**** EXERCISE INPUT ****

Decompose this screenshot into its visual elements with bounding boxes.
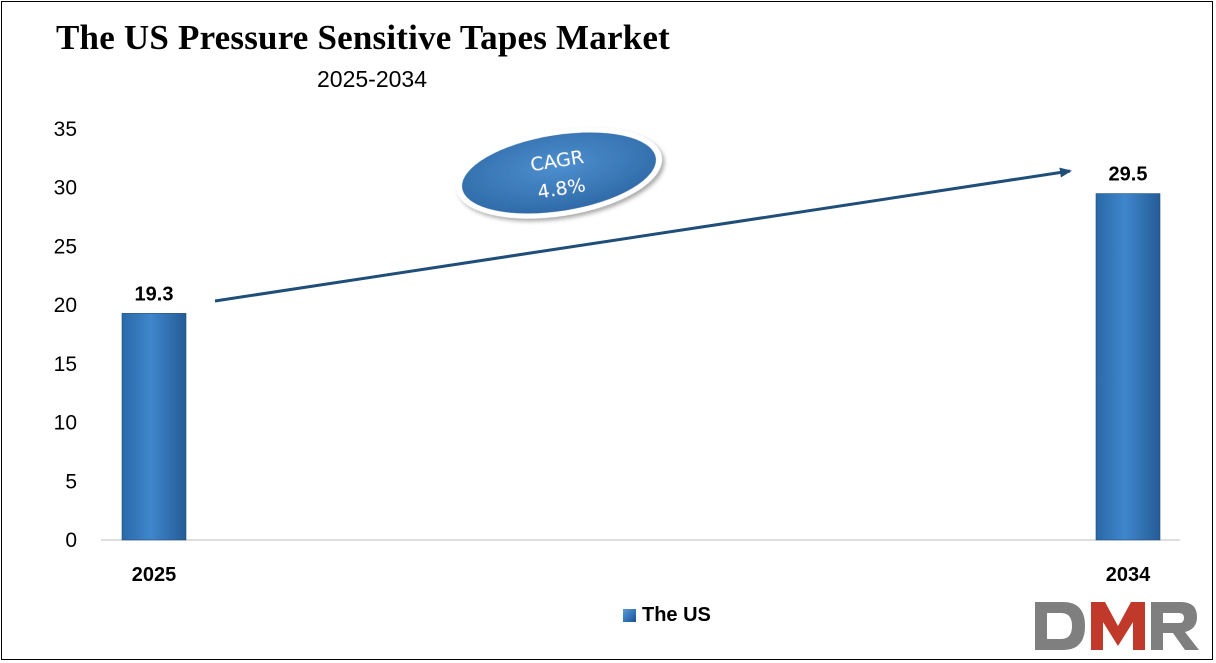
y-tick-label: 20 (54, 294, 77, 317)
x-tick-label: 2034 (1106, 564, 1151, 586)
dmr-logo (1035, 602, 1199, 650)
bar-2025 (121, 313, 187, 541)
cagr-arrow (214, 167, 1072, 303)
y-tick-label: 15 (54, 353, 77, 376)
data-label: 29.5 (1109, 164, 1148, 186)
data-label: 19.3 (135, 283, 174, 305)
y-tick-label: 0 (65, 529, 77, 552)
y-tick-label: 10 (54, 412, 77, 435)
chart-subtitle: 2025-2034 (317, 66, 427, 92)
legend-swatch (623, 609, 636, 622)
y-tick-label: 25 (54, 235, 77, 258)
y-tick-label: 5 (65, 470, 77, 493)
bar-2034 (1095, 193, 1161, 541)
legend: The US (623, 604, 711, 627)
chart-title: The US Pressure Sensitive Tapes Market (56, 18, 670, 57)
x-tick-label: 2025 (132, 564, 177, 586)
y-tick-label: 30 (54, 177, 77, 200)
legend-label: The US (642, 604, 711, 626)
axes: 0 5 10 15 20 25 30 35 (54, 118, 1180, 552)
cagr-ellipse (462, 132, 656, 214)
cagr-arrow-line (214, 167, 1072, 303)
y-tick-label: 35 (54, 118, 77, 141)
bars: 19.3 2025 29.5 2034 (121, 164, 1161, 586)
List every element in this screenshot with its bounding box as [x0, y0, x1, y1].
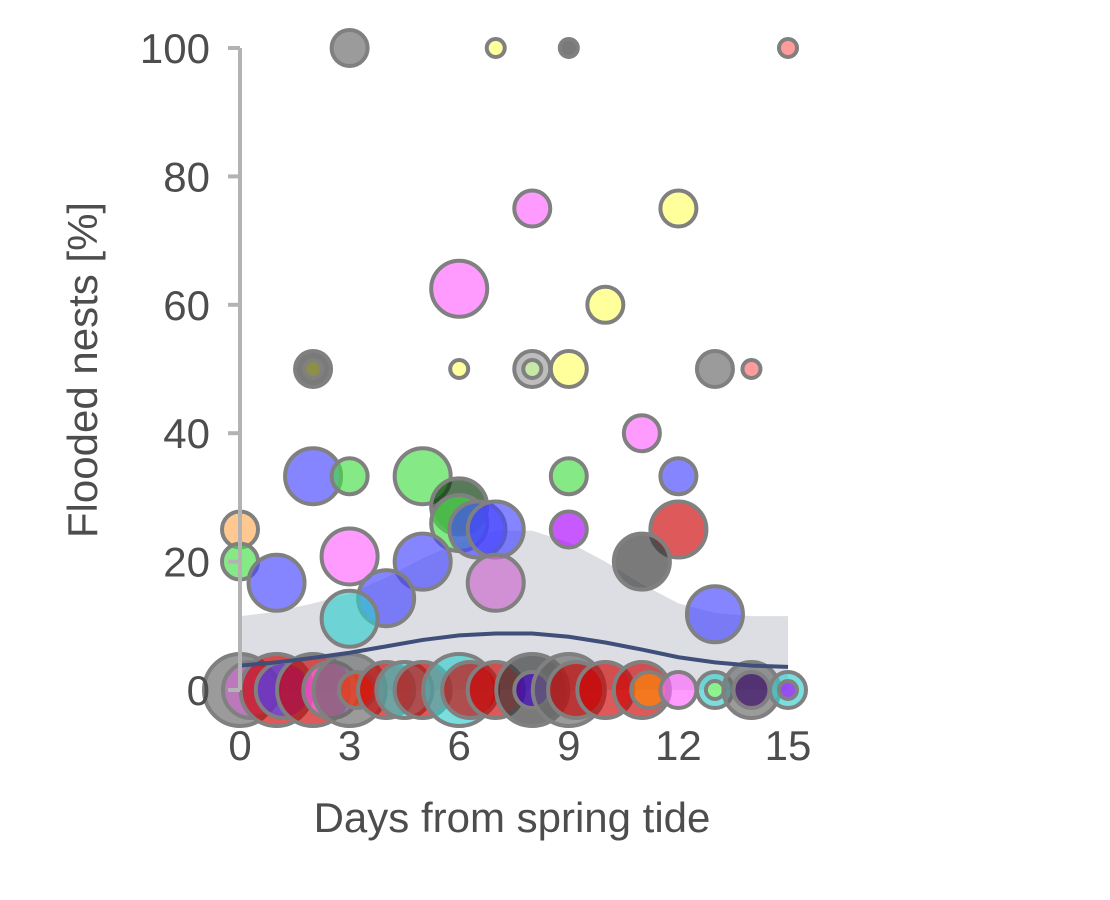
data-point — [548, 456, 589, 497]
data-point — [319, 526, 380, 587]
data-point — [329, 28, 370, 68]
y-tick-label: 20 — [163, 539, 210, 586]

****

## PROBLEM TO SOLVE
How many lines in the entries contain the word "bounding", counting only matches with the same case? Reply with the number alone.

## OUTPUT
2